- _Extracted data entries_
----------------------------------------
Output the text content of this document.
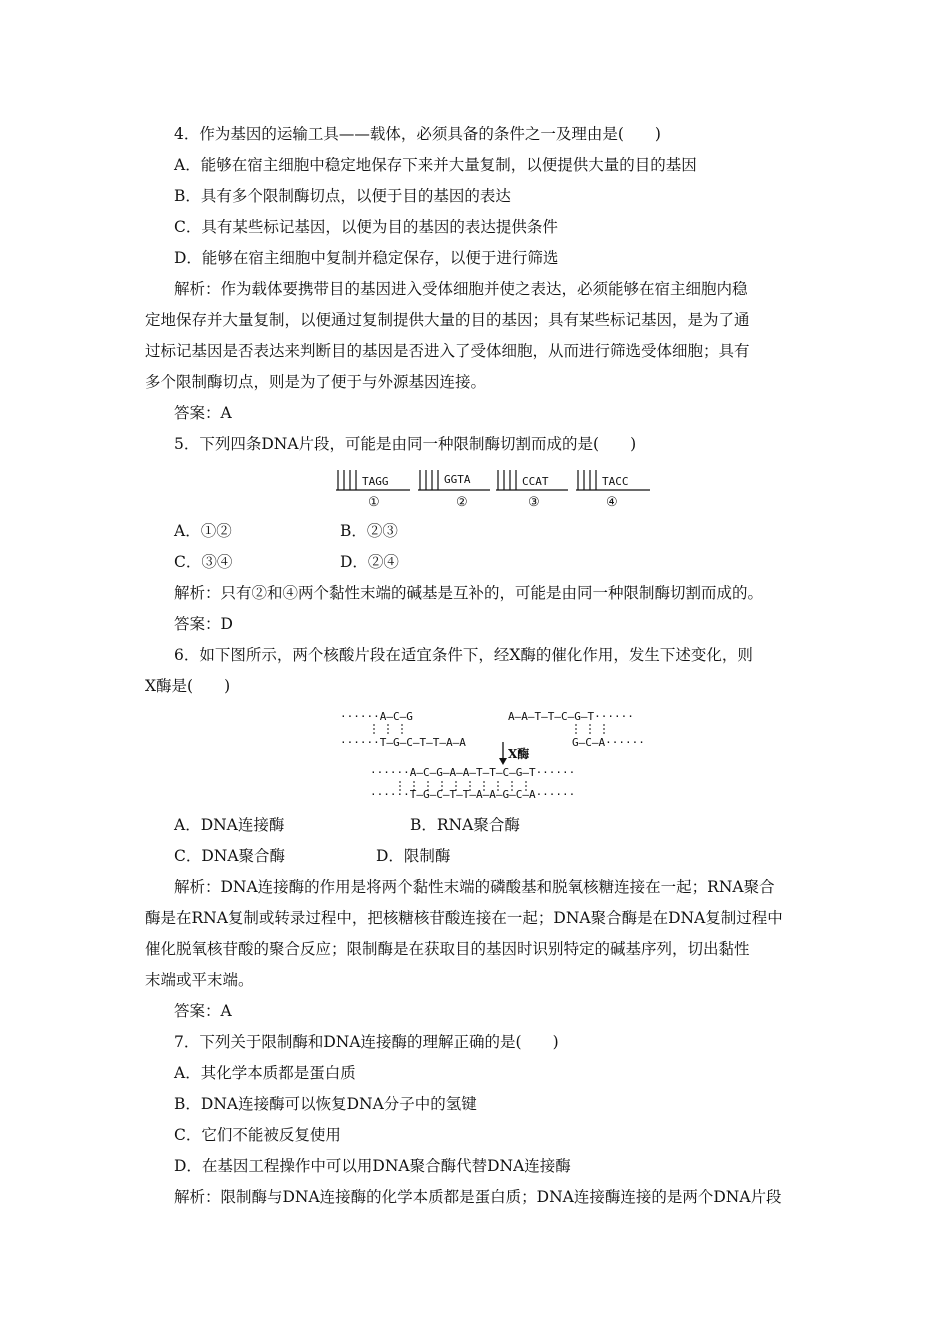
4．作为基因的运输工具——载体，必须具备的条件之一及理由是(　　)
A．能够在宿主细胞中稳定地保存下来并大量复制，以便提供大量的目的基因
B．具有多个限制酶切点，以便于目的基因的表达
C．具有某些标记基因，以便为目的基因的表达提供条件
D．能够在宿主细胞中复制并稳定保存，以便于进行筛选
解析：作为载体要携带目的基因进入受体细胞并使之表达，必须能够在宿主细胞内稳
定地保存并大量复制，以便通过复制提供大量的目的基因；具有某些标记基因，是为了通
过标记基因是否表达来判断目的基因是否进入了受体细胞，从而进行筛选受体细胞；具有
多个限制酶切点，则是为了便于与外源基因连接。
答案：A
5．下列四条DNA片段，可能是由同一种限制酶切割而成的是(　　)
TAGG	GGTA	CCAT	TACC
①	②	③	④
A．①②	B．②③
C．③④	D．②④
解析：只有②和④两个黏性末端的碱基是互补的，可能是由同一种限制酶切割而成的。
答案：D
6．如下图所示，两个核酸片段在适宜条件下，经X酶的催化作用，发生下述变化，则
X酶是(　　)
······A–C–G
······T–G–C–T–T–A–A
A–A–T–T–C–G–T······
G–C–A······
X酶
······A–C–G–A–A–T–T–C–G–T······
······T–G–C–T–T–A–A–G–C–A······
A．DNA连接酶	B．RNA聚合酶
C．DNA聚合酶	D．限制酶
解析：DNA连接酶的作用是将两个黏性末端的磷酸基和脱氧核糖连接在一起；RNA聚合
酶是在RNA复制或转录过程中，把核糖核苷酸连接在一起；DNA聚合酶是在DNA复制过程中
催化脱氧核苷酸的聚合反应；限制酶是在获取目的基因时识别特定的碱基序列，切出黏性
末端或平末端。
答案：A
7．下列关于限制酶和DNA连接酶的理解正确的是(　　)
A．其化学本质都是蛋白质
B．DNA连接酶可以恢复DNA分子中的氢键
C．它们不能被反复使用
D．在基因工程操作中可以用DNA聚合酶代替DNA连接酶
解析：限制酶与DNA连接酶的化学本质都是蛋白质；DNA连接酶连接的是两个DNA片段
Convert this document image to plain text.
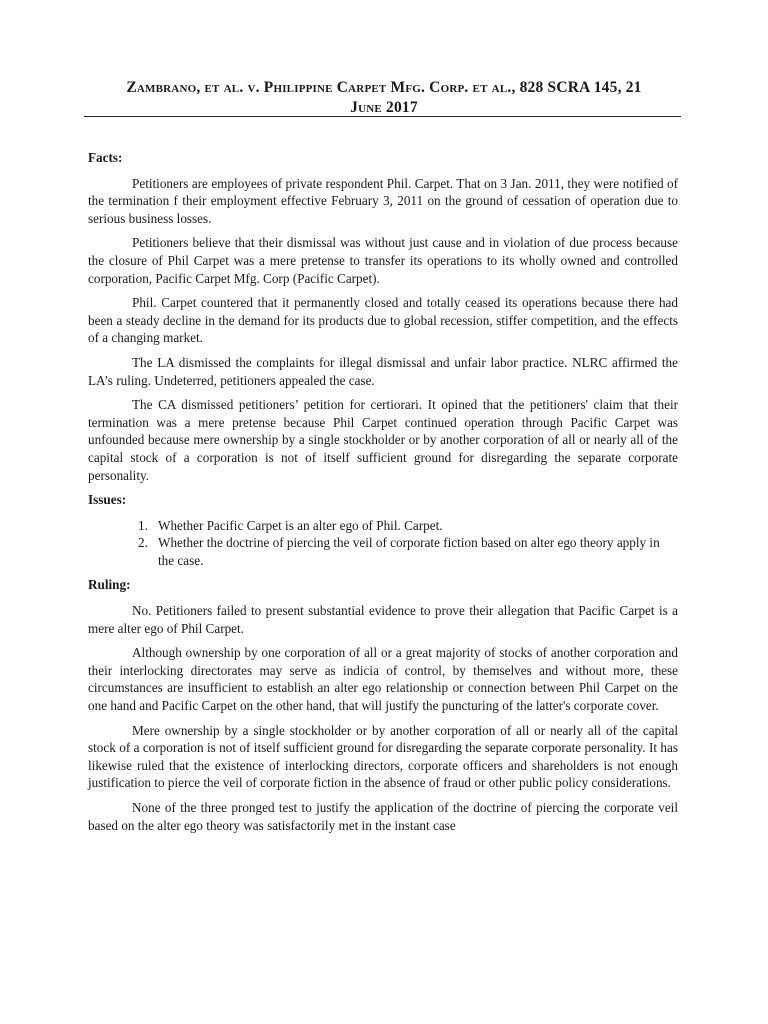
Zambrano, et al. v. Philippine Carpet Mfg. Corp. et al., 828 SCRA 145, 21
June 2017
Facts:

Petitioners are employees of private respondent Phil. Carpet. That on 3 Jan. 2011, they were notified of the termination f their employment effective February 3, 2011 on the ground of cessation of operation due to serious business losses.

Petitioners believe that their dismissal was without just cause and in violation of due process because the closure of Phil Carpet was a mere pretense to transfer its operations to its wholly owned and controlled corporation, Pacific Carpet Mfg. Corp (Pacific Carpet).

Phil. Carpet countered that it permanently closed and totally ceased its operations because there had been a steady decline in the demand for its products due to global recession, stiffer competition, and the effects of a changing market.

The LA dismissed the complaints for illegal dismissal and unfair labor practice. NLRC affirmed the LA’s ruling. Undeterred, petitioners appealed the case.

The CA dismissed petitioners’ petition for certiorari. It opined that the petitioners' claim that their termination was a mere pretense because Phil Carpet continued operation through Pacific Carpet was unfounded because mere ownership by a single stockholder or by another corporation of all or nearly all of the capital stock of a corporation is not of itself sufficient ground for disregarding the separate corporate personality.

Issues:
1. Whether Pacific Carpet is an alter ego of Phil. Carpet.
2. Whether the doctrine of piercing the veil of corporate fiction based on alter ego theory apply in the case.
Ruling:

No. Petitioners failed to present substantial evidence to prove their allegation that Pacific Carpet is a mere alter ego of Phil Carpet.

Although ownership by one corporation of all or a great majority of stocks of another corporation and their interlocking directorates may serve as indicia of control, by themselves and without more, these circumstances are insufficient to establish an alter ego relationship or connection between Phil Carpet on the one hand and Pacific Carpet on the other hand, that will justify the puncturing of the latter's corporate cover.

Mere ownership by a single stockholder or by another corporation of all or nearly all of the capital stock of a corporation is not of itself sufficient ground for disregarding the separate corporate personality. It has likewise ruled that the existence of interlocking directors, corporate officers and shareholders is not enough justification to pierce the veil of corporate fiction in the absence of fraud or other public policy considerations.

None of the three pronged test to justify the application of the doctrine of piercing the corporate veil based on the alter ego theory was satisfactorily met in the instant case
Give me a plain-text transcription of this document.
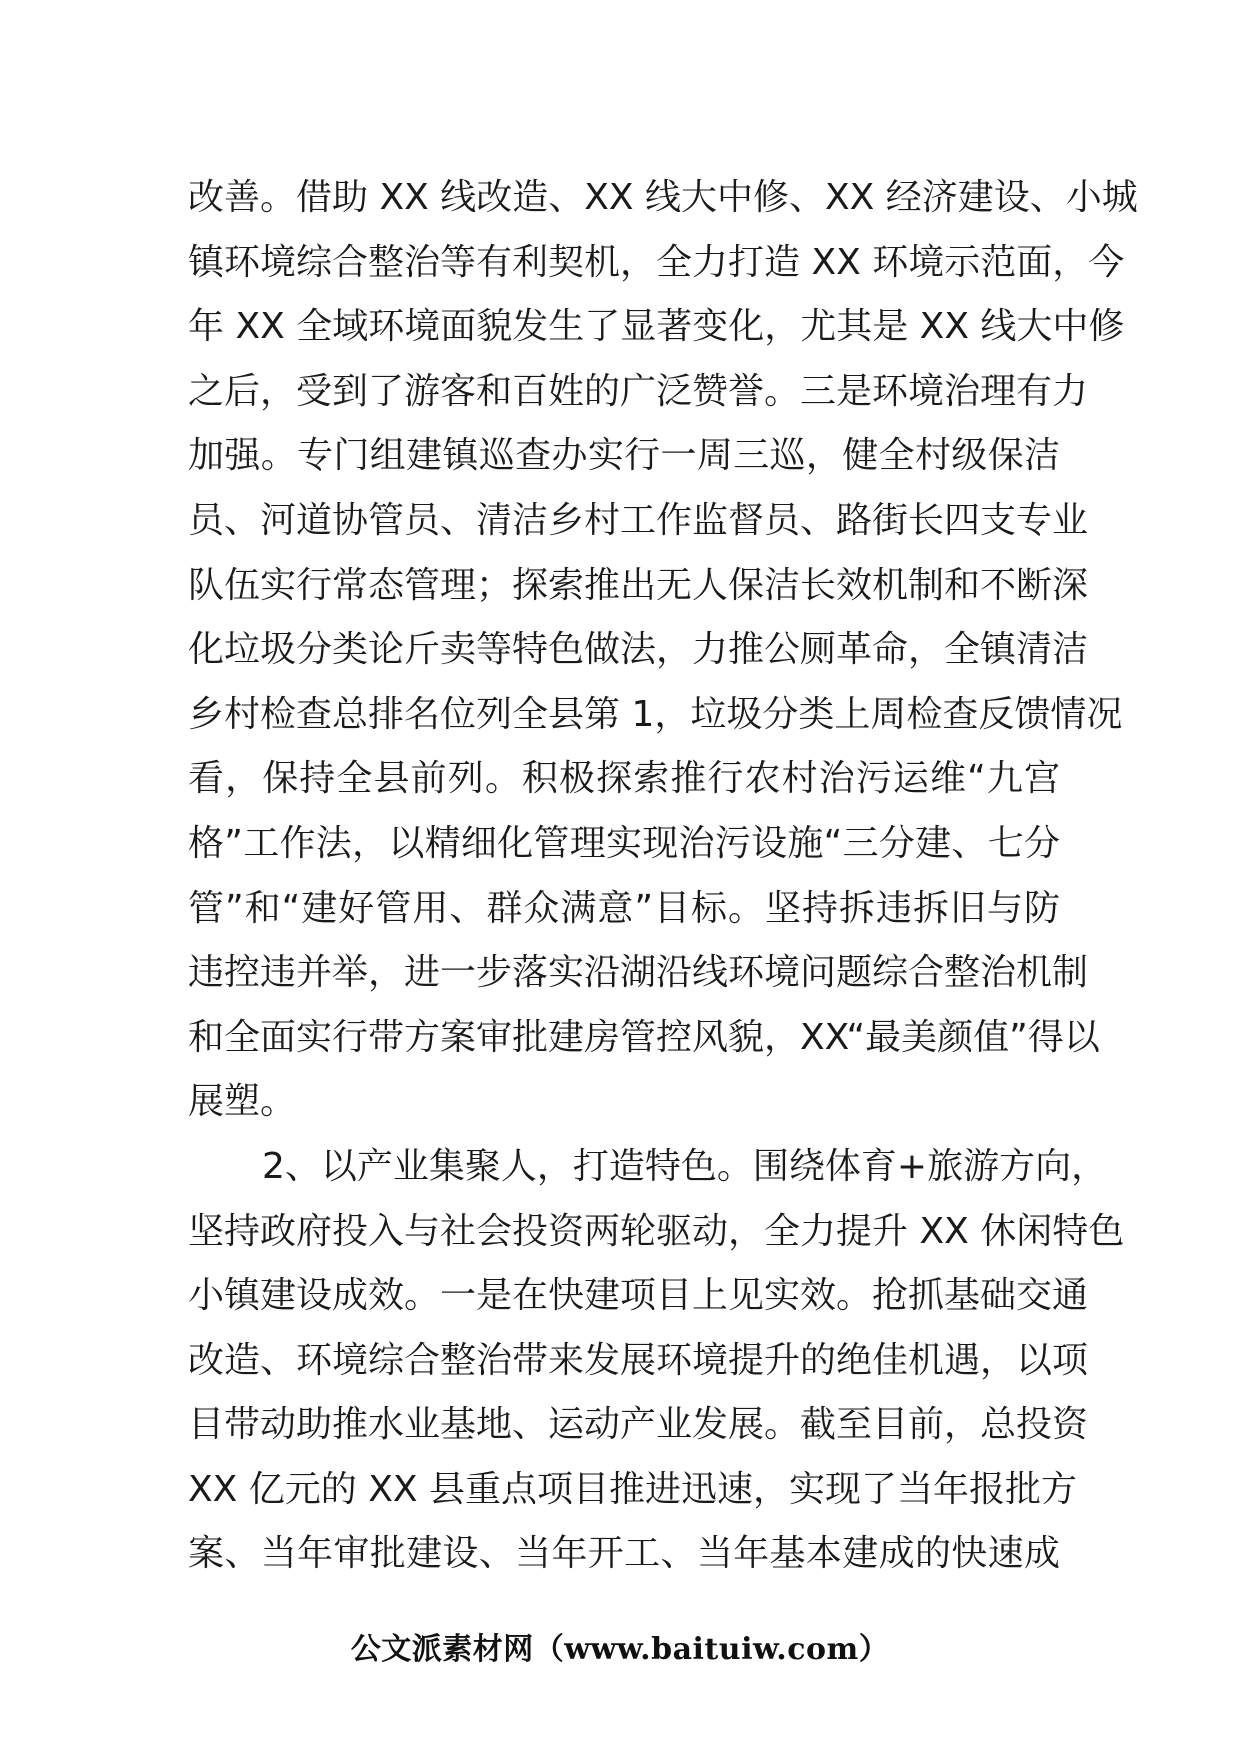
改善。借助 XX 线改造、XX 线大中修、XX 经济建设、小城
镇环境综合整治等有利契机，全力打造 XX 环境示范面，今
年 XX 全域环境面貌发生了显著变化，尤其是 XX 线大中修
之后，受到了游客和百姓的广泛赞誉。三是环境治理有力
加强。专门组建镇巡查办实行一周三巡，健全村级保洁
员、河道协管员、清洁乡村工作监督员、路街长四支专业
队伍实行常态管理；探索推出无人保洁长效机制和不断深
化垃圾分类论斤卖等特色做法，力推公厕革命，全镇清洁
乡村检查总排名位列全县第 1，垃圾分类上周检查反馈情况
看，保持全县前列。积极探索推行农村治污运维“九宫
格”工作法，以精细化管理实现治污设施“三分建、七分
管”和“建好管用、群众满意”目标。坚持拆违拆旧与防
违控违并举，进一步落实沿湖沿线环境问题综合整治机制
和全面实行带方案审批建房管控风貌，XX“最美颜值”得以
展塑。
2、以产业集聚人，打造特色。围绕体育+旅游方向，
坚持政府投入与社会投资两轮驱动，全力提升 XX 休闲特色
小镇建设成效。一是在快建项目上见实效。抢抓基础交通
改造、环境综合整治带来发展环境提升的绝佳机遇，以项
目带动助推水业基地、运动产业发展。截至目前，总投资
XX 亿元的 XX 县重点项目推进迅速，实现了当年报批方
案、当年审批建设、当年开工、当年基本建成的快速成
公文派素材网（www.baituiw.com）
----------------------------------------
- _EXERCISE INSTRUCTIONS_
Which lines contain the word "without"? Return each of them.

- _SOLUTION TO THE PROBLEM_
Petitioners believe that their dismissal was without just cause and in violation of due process because the closure of Phil Carpet was a mere pretense to transfer its operations to its wholly owned and controlled corporation, Pacific Carpet Mfg. Corp (Pacific Carpet).
Although ownership by one corporation of all or a great majority of stocks of another corporation and their interlocking directorates may serve as indicia of control, by themselves and without more, these circumstances are insufficient to establish an alter ego relationship or connection between Phil Carpet on the one hand and Pacific Carpet on the other hand, that will justify the puncturing of the latter's corporate cover.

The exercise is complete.